▶ [Task to carry out]
All of the records listed below should be retyped exactly.

▶ [Entries shown]
========

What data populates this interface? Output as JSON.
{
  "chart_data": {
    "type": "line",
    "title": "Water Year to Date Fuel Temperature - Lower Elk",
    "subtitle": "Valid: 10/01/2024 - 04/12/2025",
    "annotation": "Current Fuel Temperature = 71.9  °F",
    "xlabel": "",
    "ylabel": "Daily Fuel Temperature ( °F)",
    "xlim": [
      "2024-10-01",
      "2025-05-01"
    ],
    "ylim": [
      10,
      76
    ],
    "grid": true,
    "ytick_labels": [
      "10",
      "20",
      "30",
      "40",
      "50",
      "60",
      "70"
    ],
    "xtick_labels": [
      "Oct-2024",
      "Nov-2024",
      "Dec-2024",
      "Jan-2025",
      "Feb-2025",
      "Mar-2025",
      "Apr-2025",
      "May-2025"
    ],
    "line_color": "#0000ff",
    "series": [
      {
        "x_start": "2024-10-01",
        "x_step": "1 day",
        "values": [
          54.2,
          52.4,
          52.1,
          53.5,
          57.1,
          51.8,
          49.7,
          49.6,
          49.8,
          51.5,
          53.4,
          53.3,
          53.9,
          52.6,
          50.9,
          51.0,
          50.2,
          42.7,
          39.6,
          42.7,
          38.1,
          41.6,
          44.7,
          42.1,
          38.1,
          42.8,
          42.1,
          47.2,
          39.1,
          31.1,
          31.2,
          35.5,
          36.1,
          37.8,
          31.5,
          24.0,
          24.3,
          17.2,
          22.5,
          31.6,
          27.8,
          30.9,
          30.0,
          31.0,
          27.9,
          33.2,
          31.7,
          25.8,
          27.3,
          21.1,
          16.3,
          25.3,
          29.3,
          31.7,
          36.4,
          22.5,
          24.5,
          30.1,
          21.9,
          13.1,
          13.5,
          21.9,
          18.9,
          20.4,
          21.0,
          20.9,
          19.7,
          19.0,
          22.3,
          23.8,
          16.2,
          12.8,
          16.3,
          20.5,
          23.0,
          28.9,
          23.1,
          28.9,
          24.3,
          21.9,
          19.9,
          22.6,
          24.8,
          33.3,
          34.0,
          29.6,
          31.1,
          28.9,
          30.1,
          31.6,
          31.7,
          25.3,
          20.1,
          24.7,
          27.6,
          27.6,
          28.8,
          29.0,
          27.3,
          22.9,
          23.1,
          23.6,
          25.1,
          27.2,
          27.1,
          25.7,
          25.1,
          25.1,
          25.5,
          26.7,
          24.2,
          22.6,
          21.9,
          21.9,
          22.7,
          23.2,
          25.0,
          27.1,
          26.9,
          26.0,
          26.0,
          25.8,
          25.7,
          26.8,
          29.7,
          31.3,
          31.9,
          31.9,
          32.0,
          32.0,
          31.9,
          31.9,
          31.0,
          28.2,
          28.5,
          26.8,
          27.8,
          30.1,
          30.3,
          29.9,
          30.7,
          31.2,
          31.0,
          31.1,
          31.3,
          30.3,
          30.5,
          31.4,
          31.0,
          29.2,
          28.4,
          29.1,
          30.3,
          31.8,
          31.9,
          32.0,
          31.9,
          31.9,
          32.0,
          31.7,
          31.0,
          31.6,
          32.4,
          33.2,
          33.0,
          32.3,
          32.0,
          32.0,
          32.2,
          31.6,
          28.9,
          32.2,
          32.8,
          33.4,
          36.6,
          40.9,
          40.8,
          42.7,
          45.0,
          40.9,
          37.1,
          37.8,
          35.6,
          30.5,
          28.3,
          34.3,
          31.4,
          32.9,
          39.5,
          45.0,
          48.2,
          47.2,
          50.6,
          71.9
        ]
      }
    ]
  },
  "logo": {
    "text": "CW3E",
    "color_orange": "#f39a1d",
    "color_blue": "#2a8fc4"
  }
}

========

▶ [Response]
What data populates this interface? Output as JSON.
{
  "chart_data": {
    "type": "line",
    "title": "Water Year to Date Fuel Temperature - Lower Elk",
    "subtitle": "Valid: 10/01/2024 - 04/12/2025",
    "annotation": "Current Fuel Temperature = 71.9  °F",
    "xlabel": "",
    "ylabel": "Daily Fuel Temperature ( °F)",
    "xlim": [
      "2024-10-01",
      "2025-05-01"
    ],
    "ylim": [
      10,
      76
    ],
    "grid": true,
    "ytick_labels": [
      "10",
      "20",
      "30",
      "40",
      "50",
      "60",
      "70"
    ],
    "xtick_labels": [
      "Oct-2024",
      "Nov-2024",
      "Dec-2024",
      "Jan-2025",
      "Feb-2025",
      "Mar-2025",
      "Apr-2025",
      "May-2025"
    ],
    "line_color": "#0000ff",
    "series": [
      {
        "x_start": "2024-10-01",
        "x_step": "1 day",
        "values": [
          54.2,
          52.4,
          52.1,
          53.5,
          57.1,
          51.8,
          49.7,
          49.6,
          49.8,
          51.5,
          53.4,
          53.3,
          53.9,
          52.6,
          50.9,
          51.0,
          50.2,
          42.7,
          39.6,
          42.7,
          38.1,
          41.6,
          44.7,
          42.1,
          38.1,
          42.8,
          42.1,
          47.2,
          39.1,
          31.1,
          31.2,
          35.5,
          36.1,
          37.8,
          31.5,
          24.0,
          24.3,
          17.2,
          22.5,
          31.6,
          27.8,
          30.9,
          30.0,
          31.0,
          27.9,
          33.2,
          31.7,
          25.8,
          27.3,
          21.1,
          16.3,
          25.3,
          29.3,
          31.7,
          36.4,
          22.5,
          24.5,
          30.1,
          21.9,
          13.1,
          13.5,
          21.9,
          18.9,
          20.4,
          21.0,
          20.9,
          19.7,
          19.0,
          22.3,
          23.8,
          16.2,
          12.8,
          16.3,
          20.5,
          23.0,
          28.9,
          23.1,
          28.9,
          24.3,
          21.9,
          19.9,
          22.6,
          24.8,
          33.3,
          34.0,
          29.6,
          31.1,
          28.9,
          30.1,
          31.6,
          31.7,
          25.3,
          20.1,
          24.7,
          27.6,
          27.6,
          28.8,
          29.0,
          27.3,
          22.9,
          23.1,
          23.6,
          25.1,
          27.2,
          27.1,
          25.7,
          25.1,
          25.1,
          25.5,
          26.7,
          24.2,
          22.6,
          21.9,
          21.9,
          22.7,
          23.2,
          25.0,
          27.1,
          26.9,
          26.0,
          26.0,
          25.8,
          25.7,
          26.8,
          29.7,
          31.3,
          31.9,
          31.9,
          32.0,
          32.0,
          31.9,
          31.9,
          31.0,
          28.2,
          28.5,
          26.8,
          27.8,
          30.1,
          30.3,
          29.9,
          30.7,
          31.2,
          31.0,
          31.1,
          31.3,
          30.3,
          30.5,
          31.4,
          31.0,
          29.2,
          28.4,
          29.1,
          30.3,
          31.8,
          31.9,
          32.0,
          31.9,
          31.9,
          32.0,
          31.7,
          31.0,
          31.6,
          32.4,
          33.2,
          33.0,
          32.3,
          32.0,
          32.0,
          32.2,
          31.6,
          28.9,
          32.2,
          32.8,
          33.4,
          36.6,
          40.9,
          40.8,
          42.7,
          45.0,
          40.9,
          37.1,
          37.8,
          35.6,
          30.5,
          28.3,
          34.3,
          31.4,
          32.9,
          39.5,
          45.0,
          48.2,
          47.2,
          50.6,
          71.9
        ]
      }
    ]
  },
  "logo": {
    "text": "CW3E",
    "color_orange": "#f39a1d",
    "color_blue": "#2a8fc4"
  }
}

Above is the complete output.